Return each line of the data below verbatim; pictures are to be left out.

★ ★ ★

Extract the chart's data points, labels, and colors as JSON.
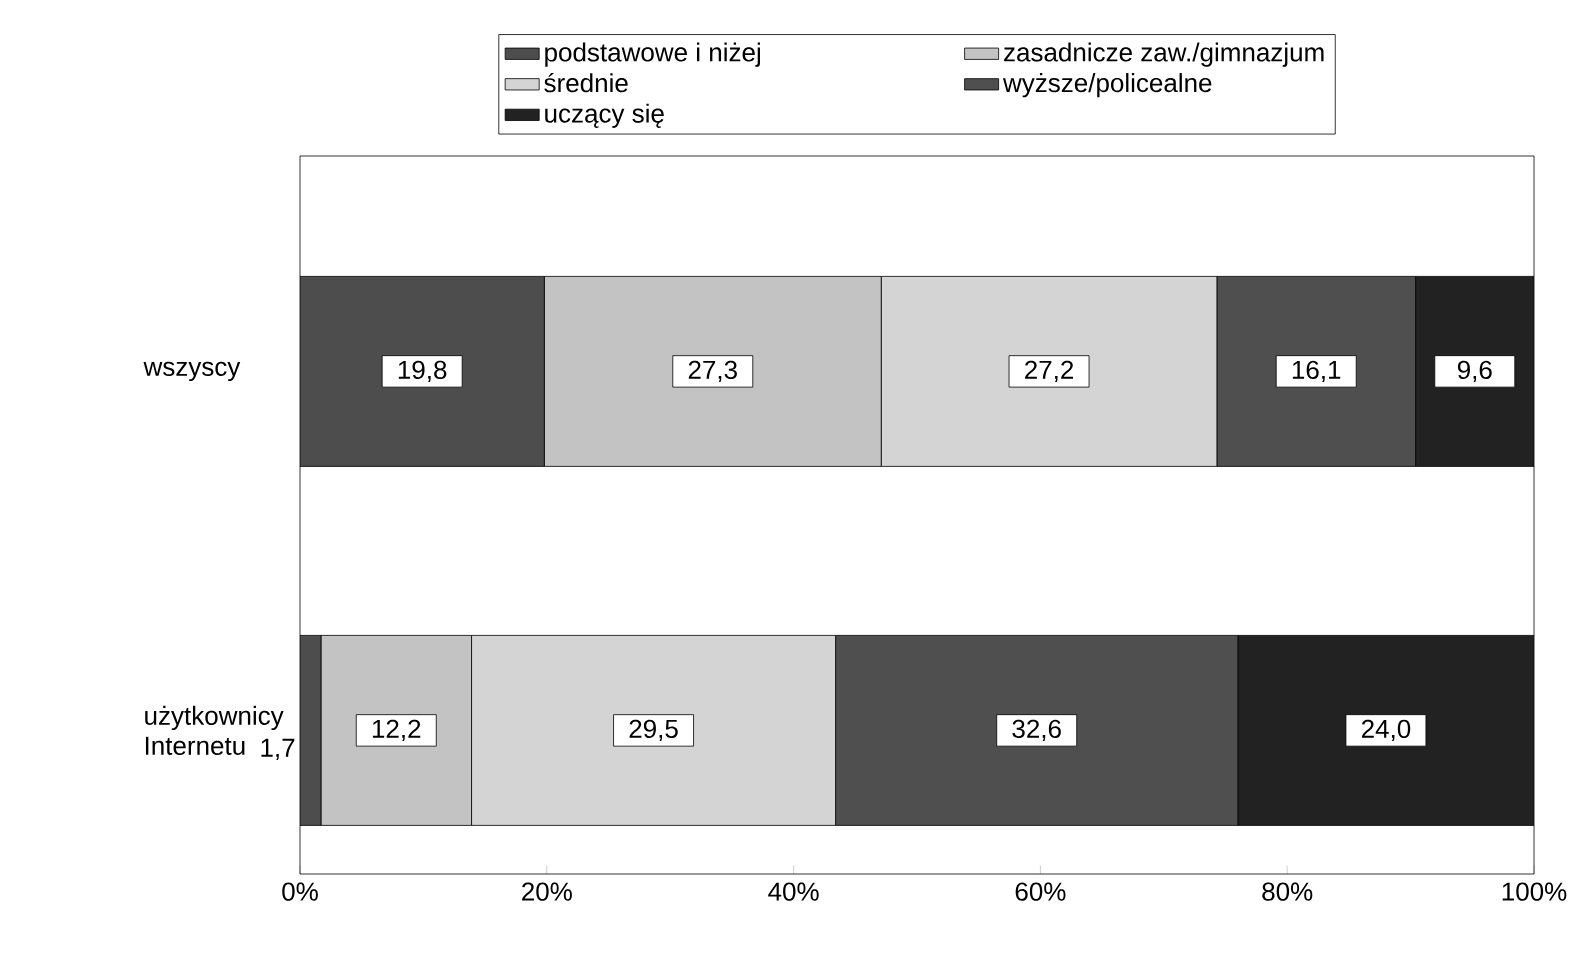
{
  "chart_data": {
    "type": "bar",
    "orientation": "horizontal",
    "stacked": true,
    "categories": [
      "wszyscy",
      "użytkownicy Internetu"
    ],
    "series": [
      {
        "name": "podstawowe i niżej",
        "color": "#4d4d4d",
        "values": [
          19.8,
          1.7
        ],
        "value_labels": [
          "19,8",
          "1,7"
        ]
      },
      {
        "name": "zasadnicze zaw./gimnazjum",
        "color": "#c3c3c3",
        "values": [
          27.3,
          12.2
        ],
        "value_labels": [
          "27,3",
          "12,2"
        ]
      },
      {
        "name": "średnie",
        "color": "#d4d4d4",
        "values": [
          27.2,
          29.5
        ],
        "value_labels": [
          "27,2",
          "29,5"
        ]
      },
      {
        "name": "wyższe/policealne",
        "color": "#4f4f4f",
        "values": [
          16.1,
          32.6
        ],
        "value_labels": [
          "16,1",
          "32,6"
        ]
      },
      {
        "name": "uczący się",
        "color": "#222222",
        "values": [
          9.6,
          24.0
        ],
        "value_labels": [
          "9,6",
          "24,0"
        ]
      }
    ],
    "xlim": [
      0,
      100
    ],
    "xticks": [
      {
        "value": 0,
        "label": "0%"
      },
      {
        "value": 20,
        "label": "20%"
      },
      {
        "value": 40,
        "label": "40%"
      },
      {
        "value": 60,
        "label": "60%"
      },
      {
        "value": 80,
        "label": "80%"
      },
      {
        "value": 100,
        "label": "100%"
      }
    ],
    "legend": "top"
  }
}
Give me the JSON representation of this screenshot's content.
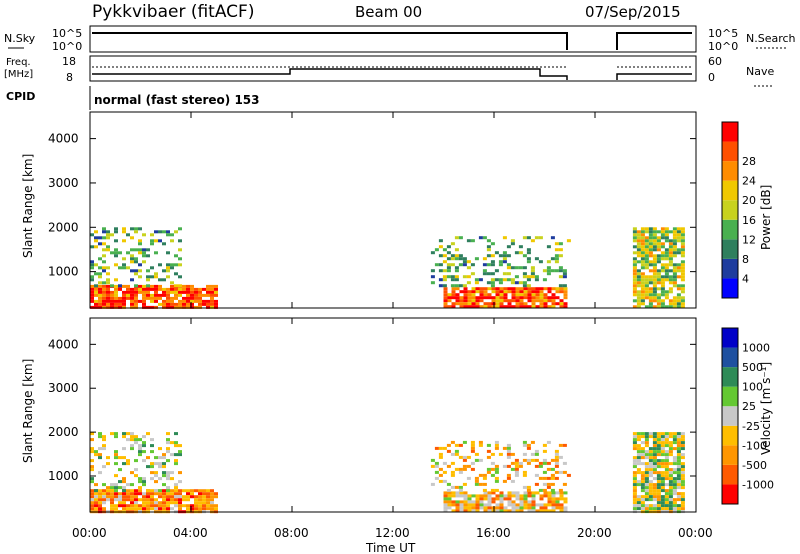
{
  "header": {
    "station": "Pykkvibaer (fitACF)",
    "beam": "Beam 00",
    "date": "07/Sep/2015"
  },
  "strips": {
    "nsky_label": "N.Sky",
    "nsky_ticks": [
      "10^5",
      "10^0"
    ],
    "nsearch_label": "N.Search",
    "nsearch_ticks": [
      "10^5",
      "10^0"
    ],
    "freq_label_1": "Freq.",
    "freq_label_2": "[MHz]",
    "freq_ticks": [
      "18",
      "8"
    ],
    "nave_label": "Nave",
    "nave_ticks": [
      "60",
      "0"
    ],
    "cpid_label": "CPID",
    "cpid_text": "normal (fast stereo) 153"
  },
  "colors": {
    "power": [
      "#0000ff",
      "#1e3c9e",
      "#2f7f5e",
      "#49b050",
      "#c8d21e",
      "#f0c800",
      "#ff8c00",
      "#ff5000",
      "#ff0000"
    ],
    "velocity": [
      "#ff0000",
      "#ff5a00",
      "#ff9600",
      "#ffbe00",
      "#c8c8c8",
      "#64c832",
      "#2e8b57",
      "#1e50a0",
      "#0000c8"
    ]
  },
  "chart_data": [
    {
      "type": "heatmap",
      "parameter": "Power",
      "ylabel": "Slant Range [km]",
      "xlabel": "Time UT",
      "x_ticks": [
        "00:00",
        "04:00",
        "08:00",
        "12:00",
        "16:00",
        "20:00",
        "00:00"
      ],
      "y_ticks": [
        "1000",
        "2000",
        "3000",
        "4000"
      ],
      "xlim_hours": [
        0,
        24
      ],
      "ylim_km": [
        180,
        4600
      ],
      "colorbar_label": "Power [dB]",
      "colorbar_ticks": [
        "4",
        "8",
        "12",
        "16",
        "20",
        "24",
        "28"
      ],
      "data_gap_hours": [
        19.0,
        21.0
      ],
      "regions": [
        {
          "t": [
            0.0,
            5.0
          ],
          "range_km": [
            180,
            700
          ],
          "level": 7
        },
        {
          "t": [
            0.0,
            3.5
          ],
          "range_km": [
            700,
            2000
          ],
          "level": 3
        },
        {
          "t": [
            14.0,
            18.8
          ],
          "range_km": [
            180,
            650
          ],
          "level": 7
        },
        {
          "t": [
            13.5,
            19.0
          ],
          "range_km": [
            650,
            1800
          ],
          "level": 3
        },
        {
          "t": [
            21.5,
            23.5
          ],
          "range_km": [
            180,
            2000
          ],
          "level": 4
        }
      ]
    },
    {
      "type": "heatmap",
      "parameter": "Velocity",
      "ylabel": "Slant Range [km]",
      "xlabel": "Time UT",
      "x_ticks": [
        "00:00",
        "04:00",
        "08:00",
        "12:00",
        "16:00",
        "20:00",
        "00:00"
      ],
      "y_ticks": [
        "1000",
        "2000",
        "3000",
        "4000"
      ],
      "xlim_hours": [
        0,
        24
      ],
      "ylim_km": [
        180,
        4600
      ],
      "colorbar_label": "Velocity [m s⁻¹]",
      "colorbar_ticks": [
        "1000",
        "500",
        "100",
        "25",
        "-25",
        "-100",
        "-500",
        "-1000"
      ],
      "data_gap_hours": [
        19.0,
        21.0
      ],
      "regions": [
        {
          "t": [
            0.0,
            5.0
          ],
          "range_km": [
            180,
            700
          ],
          "level": 2
        },
        {
          "t": [
            0.0,
            3.5
          ],
          "range_km": [
            700,
            2000
          ],
          "level": 4
        },
        {
          "t": [
            14.0,
            18.8
          ],
          "range_km": [
            180,
            650
          ],
          "level": 3
        },
        {
          "t": [
            13.5,
            19.0
          ],
          "range_km": [
            650,
            1800
          ],
          "level": 3
        },
        {
          "t": [
            21.5,
            23.5
          ],
          "range_km": [
            180,
            2000
          ],
          "level": 4
        }
      ]
    }
  ]
}
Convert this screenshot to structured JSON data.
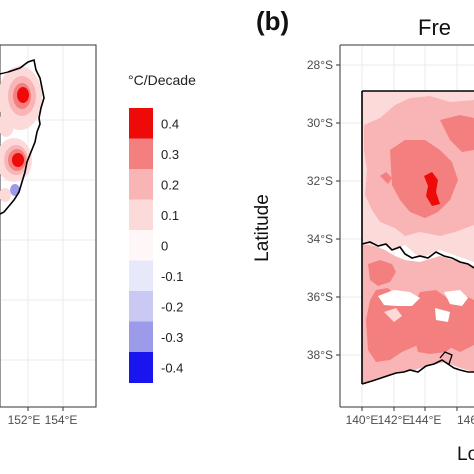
{
  "panel_a": {
    "x_ticks": [
      "152°E",
      "154°E"
    ]
  },
  "legend": {
    "title": "°C/Decade",
    "labels": [
      "0.4",
      "0.3",
      "0.2",
      "0.1",
      "0",
      "-0.1",
      "-0.2",
      "-0.3",
      "-0.4"
    ],
    "colors": [
      "#ef0a0a",
      "#f47f7f",
      "#f9b5b5",
      "#fcdada",
      "#fff7f7",
      "#e8e8fb",
      "#c9c9f4",
      "#9b9bea",
      "#1a14ef"
    ]
  },
  "panel_b": {
    "label": "(b)",
    "title_visible": "Fre",
    "y_axis_title": "Latitude",
    "x_axis_title_visible": "Lo",
    "y_ticks": [
      "28°S",
      "30°S",
      "32°S",
      "34°S",
      "36°S",
      "38°S"
    ],
    "x_ticks": [
      "140°E",
      "142°E",
      "144°E",
      "146"
    ]
  }
}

★ ★ ★

■ Solution to this exercise:
Extract the chart's data points, labels, and colors as JSON.
{
  "chart_data": {
    "type": "bar",
    "orientation": "horizontal",
    "stacked": true,
    "categories": [
      "wszyscy",
      "użytkownicy Internetu"
    ],
    "series": [
      {
        "name": "podstawowe i niżej",
        "color": "#4d4d4d",
        "values": [
          19.8,
          1.7
        ],
        "value_labels": [
          "19,8",
          "1,7"
        ]
      },
      {
        "name": "zasadnicze zaw./gimnazjum",
        "color": "#c3c3c3",
        "values": [
          27.3,
          12.2
        ],
        "value_labels": [
          "27,3",
          "12,2"
        ]
      },
      {
        "name": "średnie",
        "color": "#d4d4d4",
        "values": [
          27.2,
          29.5
        ],
        "value_labels": [
          "27,2",
          "29,5"
        ]
      },
      {
        "name": "wyższe/policealne",
        "color": "#4f4f4f",
        "values": [
          16.1,
          32.6
        ],
        "value_labels": [
          "16,1",
          "32,6"
        ]
      },
      {
        "name": "uczący się",
        "color": "#222222",
        "values": [
          9.6,
          24.0
        ],
        "value_labels": [
          "9,6",
          "24,0"
        ]
      }
    ],
    "xlim": [
      0,
      100
    ],
    "xticks": [
      {
        "value": 0,
        "label": "0%"
      },
      {
        "value": 20,
        "label": "20%"
      },
      {
        "value": 40,
        "label": "40%"
      },
      {
        "value": 60,
        "label": "60%"
      },
      {
        "value": 80,
        "label": "80%"
      },
      {
        "value": 100,
        "label": "100%"
      }
    ],
    "legend": "top"
  }
}
Give me the JSON representation of this screenshot's content.
{
  "header": {
    "station": "Pykkvibaer (fitACF)",
    "beam": "Beam 00",
    "date": "07/Sep/2015"
  },
  "strips": {
    "nsky_label": "N.Sky",
    "nsky_ticks": [
      "10^5",
      "10^0"
    ],
    "nsearch_label": "N.Search",
    "nsearch_ticks": [
      "10^5",
      "10^0"
    ],
    "freq_label_1": "Freq.",
    "freq_label_2": "[MHz]",
    "freq_ticks": [
      "18",
      "8"
    ],
    "nave_label": "Nave",
    "nave_ticks": [
      "60",
      "0"
    ],
    "cpid_label": "CPID",
    "cpid_text": "normal (fast stereo) 153"
  },
  "colors": {
    "power": [
      "#0000ff",
      "#1e3c9e",
      "#2f7f5e",
      "#49b050",
      "#c8d21e",
      "#f0c800",
      "#ff8c00",
      "#ff5000",
      "#ff0000"
    ],
    "velocity": [
      "#ff0000",
      "#ff5a00",
      "#ff9600",
      "#ffbe00",
      "#c8c8c8",
      "#64c832",
      "#2e8b57",
      "#1e50a0",
      "#0000c8"
    ]
  },
  "chart_data": [
    {
      "type": "heatmap",
      "parameter": "Power",
      "ylabel": "Slant Range [km]",
      "xlabel": "Time UT",
      "x_ticks": [
        "00:00",
        "04:00",
        "08:00",
        "12:00",
        "16:00",
        "20:00",
        "00:00"
      ],
      "y_ticks": [
        "1000",
        "2000",
        "3000",
        "4000"
      ],
      "xlim_hours": [
        0,
        24
      ],
      "ylim_km": [
        180,
        4600
      ],
      "colorbar_label": "Power [dB]",
      "colorbar_ticks": [
        "4",
        "8",
        "12",
        "16",
        "20",
        "24",
        "28"
      ],
      "data_gap_hours": [
        19.0,
        21.0
      ],
      "regions": [
        {
          "t": [
            0.0,
            5.0
          ],
          "range_km": [
            180,
            700
          ],
          "level": 7
        },
        {
          "t": [
            0.0,
            3.5
          ],
          "range_km": [
            700,
            2000
          ],
          "level": 3
        },
        {
          "t": [
            14.0,
            18.8
          ],
          "range_km": [
            180,
            650
          ],
          "level": 7
        },
        {
          "t": [
            13.5,
            19.0
          ],
          "range_km": [
            650,
            1800
          ],
          "level": 3
        },
        {
          "t": [
            21.5,
            23.5
          ],
          "range_km": [
            180,
            2000
          ],
          "level": 4
        }
      ]
    },
    {
      "type": "heatmap",
      "parameter": "Velocity",
      "ylabel": "Slant Range [km]",
      "xlabel": "Time UT",
      "x_ticks": [
        "00:00",
        "04:00",
        "08:00",
        "12:00",
        "16:00",
        "20:00",
        "00:00"
      ],
      "y_ticks": [
        "1000",
        "2000",
        "3000",
        "4000"
      ],
      "xlim_hours": [
        0,
        24
      ],
      "ylim_km": [
        180,
        4600
      ],
      "colorbar_label": "Velocity [m s⁻¹]",
      "colorbar_ticks": [
        "1000",
        "500",
        "100",
        "25",
        "-25",
        "-100",
        "-500",
        "-1000"
      ],
      "data_gap_hours": [
        19.0,
        21.0
      ],
      "regions": [
        {
          "t": [
            0.0,
            5.0
          ],
          "range_km": [
            180,
            700
          ],
          "level": 2
        },
        {
          "t": [
            0.0,
            3.5
          ],
          "range_km": [
            700,
            2000
          ],
          "level": 4
        },
        {
          "t": [
            14.0,
            18.8
          ],
          "range_km": [
            180,
            650
          ],
          "level": 3
        },
        {
          "t": [
            13.5,
            19.0
          ],
          "range_km": [
            650,
            1800
          ],
          "level": 3
        },
        {
          "t": [
            21.5,
            23.5
          ],
          "range_km": [
            180,
            2000
          ],
          "level": 4
        }
      ]
    }
  ]
}
Convert this screenshot to structured JSON data.
{
  "panel_a": {
    "x_ticks": [
      "152°E",
      "154°E"
    ]
  },
  "legend": {
    "title": "°C/Decade",
    "labels": [
      "0.4",
      "0.3",
      "0.2",
      "0.1",
      "0",
      "-0.1",
      "-0.2",
      "-0.3",
      "-0.4"
    ],
    "colors": [
      "#ef0a0a",
      "#f47f7f",
      "#f9b5b5",
      "#fcdada",
      "#fff7f7",
      "#e8e8fb",
      "#c9c9f4",
      "#9b9bea",
      "#1a14ef"
    ]
  },
  "panel_b": {
    "label": "(b)",
    "title_visible": "Fre",
    "y_axis_title": "Latitude",
    "x_axis_title_visible": "Lo",
    "y_ticks": [
      "28°S",
      "30°S",
      "32°S",
      "34°S",
      "36°S",
      "38°S"
    ],
    "x_ticks": [
      "140°E",
      "142°E",
      "144°E",
      "146"
    ]
  }
}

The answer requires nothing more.